Objective.
Below is a set of records; restate each one word for word.

Records.
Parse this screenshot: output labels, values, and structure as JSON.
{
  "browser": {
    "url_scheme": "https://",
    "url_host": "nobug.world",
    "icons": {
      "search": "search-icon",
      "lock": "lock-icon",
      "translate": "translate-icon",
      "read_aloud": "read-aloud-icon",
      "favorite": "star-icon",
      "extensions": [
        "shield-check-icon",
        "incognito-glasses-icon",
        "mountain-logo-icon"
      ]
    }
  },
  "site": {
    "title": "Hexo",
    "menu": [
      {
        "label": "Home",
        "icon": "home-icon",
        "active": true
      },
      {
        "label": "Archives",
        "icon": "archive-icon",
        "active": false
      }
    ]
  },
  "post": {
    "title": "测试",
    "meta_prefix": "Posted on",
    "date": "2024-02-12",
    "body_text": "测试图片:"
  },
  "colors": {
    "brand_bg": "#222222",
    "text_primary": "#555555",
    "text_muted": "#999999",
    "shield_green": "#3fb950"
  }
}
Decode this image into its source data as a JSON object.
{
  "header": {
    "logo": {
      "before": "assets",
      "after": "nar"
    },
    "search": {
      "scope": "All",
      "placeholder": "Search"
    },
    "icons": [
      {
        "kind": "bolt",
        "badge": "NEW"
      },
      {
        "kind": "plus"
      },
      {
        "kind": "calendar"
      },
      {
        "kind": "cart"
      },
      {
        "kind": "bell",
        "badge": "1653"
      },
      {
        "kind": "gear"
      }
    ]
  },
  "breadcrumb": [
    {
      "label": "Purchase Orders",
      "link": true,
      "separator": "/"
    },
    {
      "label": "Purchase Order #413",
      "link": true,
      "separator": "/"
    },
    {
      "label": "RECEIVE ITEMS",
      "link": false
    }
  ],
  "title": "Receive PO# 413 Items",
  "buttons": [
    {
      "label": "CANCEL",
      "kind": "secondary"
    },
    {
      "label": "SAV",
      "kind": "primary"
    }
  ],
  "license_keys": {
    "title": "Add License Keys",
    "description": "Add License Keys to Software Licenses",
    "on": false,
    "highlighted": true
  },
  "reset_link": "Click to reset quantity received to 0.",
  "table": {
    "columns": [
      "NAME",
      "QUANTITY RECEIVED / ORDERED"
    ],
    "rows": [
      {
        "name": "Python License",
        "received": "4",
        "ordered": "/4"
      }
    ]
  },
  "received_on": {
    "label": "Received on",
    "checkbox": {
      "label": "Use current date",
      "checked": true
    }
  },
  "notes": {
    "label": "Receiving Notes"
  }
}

Complete response.
Parse this screenshot: output labels, values, and structure as JSON.
{
  "browser": {
    "url_scheme": "https://",
    "url_host": "nobug.world",
    "icons": {
      "search": "search-icon",
      "lock": "lock-icon",
      "translate": "translate-icon",
      "read_aloud": "read-aloud-icon",
      "favorite": "star-icon",
      "extensions": [
        "shield-check-icon",
        "incognito-glasses-icon",
        "mountain-logo-icon"
      ]
    }
  },
  "site": {
    "title": "Hexo",
    "menu": [
      {
        "label": "Home",
        "icon": "home-icon",
        "active": true
      },
      {
        "label": "Archives",
        "icon": "archive-icon",
        "active": false
      }
    ]
  },
  "post": {
    "title": "测试",
    "meta_prefix": "Posted on",
    "date": "2024-02-12",
    "body_text": "测试图片:"
  },
  "colors": {
    "brand_bg": "#222222",
    "text_primary": "#555555",
    "text_muted": "#999999",
    "shield_green": "#3fb950"
  }
}
Decode this image into its source data as a JSON object.
{
  "header": {
    "logo": {
      "before": "assets",
      "after": "nar"
    },
    "search": {
      "scope": "All",
      "placeholder": "Search"
    },
    "icons": [
      {
        "kind": "bolt",
        "badge": "NEW"
      },
      {
        "kind": "plus"
      },
      {
        "kind": "calendar"
      },
      {
        "kind": "cart"
      },
      {
        "kind": "bell",
        "badge": "1653"
      },
      {
        "kind": "gear"
      }
    ]
  },
  "breadcrumb": [
    {
      "label": "Purchase Orders",
      "link": true,
      "separator": "/"
    },
    {
      "label": "Purchase Order #413",
      "link": true,
      "separator": "/"
    },
    {
      "label": "RECEIVE ITEMS",
      "link": false
    }
  ],
  "title": "Receive PO# 413 Items",
  "buttons": [
    {
      "label": "CANCEL",
      "kind": "secondary"
    },
    {
      "label": "SAV",
      "kind": "primary"
    }
  ],
  "license_keys": {
    "title": "Add License Keys",
    "description": "Add License Keys to Software Licenses",
    "on": false,
    "highlighted": true
  },
  "reset_link": "Click to reset quantity received to 0.",
  "table": {
    "columns": [
      "NAME",
      "QUANTITY RECEIVED / ORDERED"
    ],
    "rows": [
      {
        "name": "Python License",
        "received": "4",
        "ordered": "/4"
      }
    ]
  },
  "received_on": {
    "label": "Received on",
    "checkbox": {
      "label": "Use current date",
      "checked": true
    }
  },
  "notes": {
    "label": "Receiving Notes"
  }
}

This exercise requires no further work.